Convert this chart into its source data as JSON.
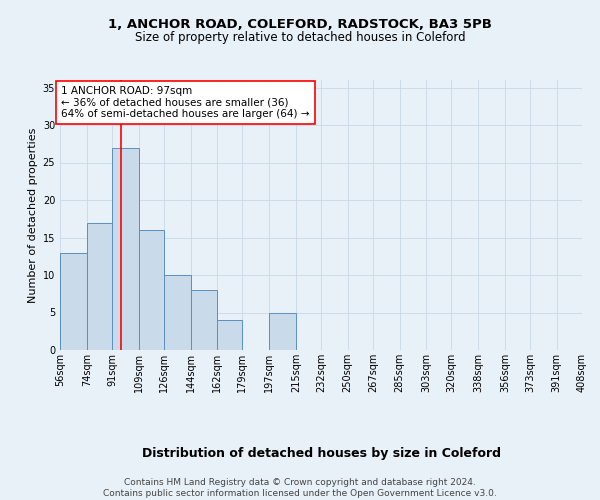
{
  "title1": "1, ANCHOR ROAD, COLEFORD, RADSTOCK, BA3 5PB",
  "title2": "Size of property relative to detached houses in Coleford",
  "xlabel": "Distribution of detached houses by size in Coleford",
  "ylabel": "Number of detached properties",
  "bin_edges": [
    56,
    74,
    91,
    109,
    126,
    144,
    162,
    179,
    197,
    215,
    232,
    250,
    267,
    285,
    303,
    320,
    338,
    356,
    373,
    391,
    408
  ],
  "bar_heights": [
    13,
    17,
    27,
    16,
    10,
    8,
    4,
    0,
    5,
    0,
    0,
    0,
    0,
    0,
    0,
    0,
    0,
    0,
    0,
    0
  ],
  "bar_color": "#c9daea",
  "bar_edge_color": "#5a8fc0",
  "bar_linewidth": 0.7,
  "vline_x": 97,
  "vline_color": "red",
  "vline_linewidth": 1.2,
  "annotation_text": "1 ANCHOR ROAD: 97sqm\n← 36% of detached houses are smaller (36)\n64% of semi-detached houses are larger (64) →",
  "annotation_box_color": "white",
  "annotation_box_edge_color": "red",
  "ylim": [
    0,
    36
  ],
  "yticks": [
    0,
    5,
    10,
    15,
    20,
    25,
    30,
    35
  ],
  "background_color": "#e8f0f8",
  "plot_bg_color": "#e8f0f8",
  "grid_color": "#c8d8e8",
  "footer_text": "Contains HM Land Registry data © Crown copyright and database right 2024.\nContains public sector information licensed under the Open Government Licence v3.0.",
  "title1_fontsize": 9.5,
  "title2_fontsize": 8.5,
  "xlabel_fontsize": 9,
  "ylabel_fontsize": 8,
  "annot_fontsize": 7.5,
  "tick_fontsize": 7,
  "footer_fontsize": 6.5
}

EXERCISE GOAL: Which lines of the material contain the string "ANCHOR"? List each of them.

FULL ANSWER:
  "title1": "1, ANCHOR ROAD, COLEFORD, RADSTOCK, BA3 5PB",
  "annotation_text": "1 ANCHOR ROAD: 97sqm\n← 36% of detached houses are smaller (36)\n64% of semi-detached houses are larger (64) →",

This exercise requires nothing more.